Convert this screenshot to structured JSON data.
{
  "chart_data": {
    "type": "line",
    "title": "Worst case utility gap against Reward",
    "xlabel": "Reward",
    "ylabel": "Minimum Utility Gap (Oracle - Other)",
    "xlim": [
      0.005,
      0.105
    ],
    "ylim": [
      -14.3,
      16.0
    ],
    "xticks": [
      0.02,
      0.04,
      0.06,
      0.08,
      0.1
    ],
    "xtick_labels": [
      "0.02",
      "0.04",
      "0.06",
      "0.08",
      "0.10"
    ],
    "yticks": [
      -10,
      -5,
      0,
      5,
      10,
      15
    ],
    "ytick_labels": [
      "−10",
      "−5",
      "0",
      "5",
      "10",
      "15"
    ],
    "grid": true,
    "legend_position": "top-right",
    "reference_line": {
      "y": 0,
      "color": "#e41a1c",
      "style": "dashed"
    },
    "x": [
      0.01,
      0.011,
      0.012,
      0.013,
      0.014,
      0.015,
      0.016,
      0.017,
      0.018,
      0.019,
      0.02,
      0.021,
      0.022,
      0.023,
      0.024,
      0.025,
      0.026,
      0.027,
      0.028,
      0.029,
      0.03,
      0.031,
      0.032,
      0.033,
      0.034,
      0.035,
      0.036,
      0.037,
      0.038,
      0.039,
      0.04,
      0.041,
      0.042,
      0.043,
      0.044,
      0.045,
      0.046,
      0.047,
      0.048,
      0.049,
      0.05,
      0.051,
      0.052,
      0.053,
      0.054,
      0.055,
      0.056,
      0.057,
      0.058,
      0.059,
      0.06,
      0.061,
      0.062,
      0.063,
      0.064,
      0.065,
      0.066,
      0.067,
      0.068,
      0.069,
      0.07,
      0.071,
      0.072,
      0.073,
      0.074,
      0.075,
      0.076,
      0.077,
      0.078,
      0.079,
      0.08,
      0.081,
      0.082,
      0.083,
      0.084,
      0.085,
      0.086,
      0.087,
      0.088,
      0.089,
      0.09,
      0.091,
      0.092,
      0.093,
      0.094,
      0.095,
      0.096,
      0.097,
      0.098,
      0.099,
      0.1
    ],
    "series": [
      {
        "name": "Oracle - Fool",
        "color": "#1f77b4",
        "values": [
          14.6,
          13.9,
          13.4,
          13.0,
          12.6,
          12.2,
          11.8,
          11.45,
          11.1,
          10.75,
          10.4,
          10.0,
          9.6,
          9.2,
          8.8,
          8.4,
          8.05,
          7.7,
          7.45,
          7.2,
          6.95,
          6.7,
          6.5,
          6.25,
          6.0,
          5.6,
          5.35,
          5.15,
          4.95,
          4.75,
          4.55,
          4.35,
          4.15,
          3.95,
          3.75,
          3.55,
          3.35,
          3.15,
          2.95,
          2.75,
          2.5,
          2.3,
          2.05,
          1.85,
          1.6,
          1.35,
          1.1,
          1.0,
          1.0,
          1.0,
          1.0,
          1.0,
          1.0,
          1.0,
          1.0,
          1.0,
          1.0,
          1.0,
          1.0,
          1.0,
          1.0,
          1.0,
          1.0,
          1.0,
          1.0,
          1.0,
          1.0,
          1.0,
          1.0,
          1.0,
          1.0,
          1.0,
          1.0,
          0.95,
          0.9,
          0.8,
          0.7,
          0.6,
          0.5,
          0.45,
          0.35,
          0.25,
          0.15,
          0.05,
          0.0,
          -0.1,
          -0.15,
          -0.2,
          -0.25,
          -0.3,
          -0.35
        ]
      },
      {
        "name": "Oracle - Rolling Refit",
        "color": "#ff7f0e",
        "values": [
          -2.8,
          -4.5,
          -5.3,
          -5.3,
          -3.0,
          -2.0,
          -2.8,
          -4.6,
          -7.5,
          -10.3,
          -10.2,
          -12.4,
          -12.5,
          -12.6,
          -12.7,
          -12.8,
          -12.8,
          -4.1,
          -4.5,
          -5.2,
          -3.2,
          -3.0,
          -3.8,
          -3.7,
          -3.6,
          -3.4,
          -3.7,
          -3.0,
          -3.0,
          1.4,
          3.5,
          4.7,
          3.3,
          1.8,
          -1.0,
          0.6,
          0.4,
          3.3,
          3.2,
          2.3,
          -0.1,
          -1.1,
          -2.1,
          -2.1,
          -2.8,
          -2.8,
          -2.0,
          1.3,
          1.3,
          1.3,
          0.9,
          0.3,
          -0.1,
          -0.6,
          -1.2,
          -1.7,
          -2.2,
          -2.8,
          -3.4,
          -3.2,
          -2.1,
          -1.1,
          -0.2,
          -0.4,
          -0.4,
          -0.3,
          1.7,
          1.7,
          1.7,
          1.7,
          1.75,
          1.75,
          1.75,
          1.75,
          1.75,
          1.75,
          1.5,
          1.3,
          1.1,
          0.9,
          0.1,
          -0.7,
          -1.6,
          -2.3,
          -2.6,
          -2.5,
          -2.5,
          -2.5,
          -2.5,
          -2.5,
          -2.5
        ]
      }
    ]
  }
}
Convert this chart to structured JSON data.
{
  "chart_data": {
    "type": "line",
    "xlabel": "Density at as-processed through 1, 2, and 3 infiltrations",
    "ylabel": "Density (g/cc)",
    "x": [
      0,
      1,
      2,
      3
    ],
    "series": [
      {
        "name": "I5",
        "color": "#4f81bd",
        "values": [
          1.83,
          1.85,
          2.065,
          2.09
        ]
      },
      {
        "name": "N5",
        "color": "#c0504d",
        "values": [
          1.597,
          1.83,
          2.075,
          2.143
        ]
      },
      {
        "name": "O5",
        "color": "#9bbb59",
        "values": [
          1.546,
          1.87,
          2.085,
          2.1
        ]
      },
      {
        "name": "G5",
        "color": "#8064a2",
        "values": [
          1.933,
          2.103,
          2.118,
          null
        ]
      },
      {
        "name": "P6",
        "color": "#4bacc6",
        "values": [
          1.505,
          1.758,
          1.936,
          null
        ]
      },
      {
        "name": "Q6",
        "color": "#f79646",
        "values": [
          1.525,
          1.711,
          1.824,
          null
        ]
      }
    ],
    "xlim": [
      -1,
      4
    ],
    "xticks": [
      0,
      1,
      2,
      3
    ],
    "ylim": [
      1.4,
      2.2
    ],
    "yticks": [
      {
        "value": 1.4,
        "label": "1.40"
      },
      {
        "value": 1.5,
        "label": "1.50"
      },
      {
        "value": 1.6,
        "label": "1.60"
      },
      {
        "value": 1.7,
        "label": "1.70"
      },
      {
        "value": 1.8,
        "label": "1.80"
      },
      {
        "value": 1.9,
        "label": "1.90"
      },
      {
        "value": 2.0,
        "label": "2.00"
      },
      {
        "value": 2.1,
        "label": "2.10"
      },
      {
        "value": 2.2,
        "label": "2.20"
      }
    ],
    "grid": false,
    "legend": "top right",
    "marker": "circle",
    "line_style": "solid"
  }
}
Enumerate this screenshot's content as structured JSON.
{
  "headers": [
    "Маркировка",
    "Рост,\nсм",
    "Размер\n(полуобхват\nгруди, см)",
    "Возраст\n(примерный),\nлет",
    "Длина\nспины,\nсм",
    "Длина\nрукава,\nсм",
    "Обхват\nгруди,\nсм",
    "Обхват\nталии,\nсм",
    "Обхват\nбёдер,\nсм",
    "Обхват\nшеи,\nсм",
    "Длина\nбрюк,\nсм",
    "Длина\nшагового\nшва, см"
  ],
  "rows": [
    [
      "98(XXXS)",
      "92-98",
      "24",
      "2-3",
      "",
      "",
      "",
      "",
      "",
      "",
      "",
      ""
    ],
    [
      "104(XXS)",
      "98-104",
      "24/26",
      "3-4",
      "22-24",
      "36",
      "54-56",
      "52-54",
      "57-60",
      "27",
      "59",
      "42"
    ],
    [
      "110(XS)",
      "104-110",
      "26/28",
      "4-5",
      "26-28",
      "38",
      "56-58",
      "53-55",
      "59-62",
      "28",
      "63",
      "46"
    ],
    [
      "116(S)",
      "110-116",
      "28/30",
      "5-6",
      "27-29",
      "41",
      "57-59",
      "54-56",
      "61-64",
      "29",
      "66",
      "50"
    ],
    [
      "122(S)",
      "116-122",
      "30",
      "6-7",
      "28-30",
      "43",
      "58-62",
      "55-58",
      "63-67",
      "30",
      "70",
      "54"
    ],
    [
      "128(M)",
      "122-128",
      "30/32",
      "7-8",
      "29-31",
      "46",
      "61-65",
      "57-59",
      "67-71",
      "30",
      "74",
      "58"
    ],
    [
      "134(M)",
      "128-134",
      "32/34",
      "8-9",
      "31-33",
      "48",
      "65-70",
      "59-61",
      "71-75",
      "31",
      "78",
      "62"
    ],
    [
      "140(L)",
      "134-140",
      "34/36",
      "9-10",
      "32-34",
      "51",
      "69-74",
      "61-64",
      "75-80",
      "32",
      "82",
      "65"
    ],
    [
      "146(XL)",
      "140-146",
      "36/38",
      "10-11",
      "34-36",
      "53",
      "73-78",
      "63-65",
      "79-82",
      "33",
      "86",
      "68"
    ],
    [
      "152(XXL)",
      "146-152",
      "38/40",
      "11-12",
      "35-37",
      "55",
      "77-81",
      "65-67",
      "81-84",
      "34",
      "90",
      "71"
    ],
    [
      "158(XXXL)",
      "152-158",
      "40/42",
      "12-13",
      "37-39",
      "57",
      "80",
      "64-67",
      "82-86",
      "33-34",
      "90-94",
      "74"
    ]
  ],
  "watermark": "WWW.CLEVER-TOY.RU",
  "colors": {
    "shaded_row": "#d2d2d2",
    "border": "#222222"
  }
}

-- -- --

EXERCISE TASK: Go through the data and count each line that has the word "this", then give the total alone.

REPLY: 3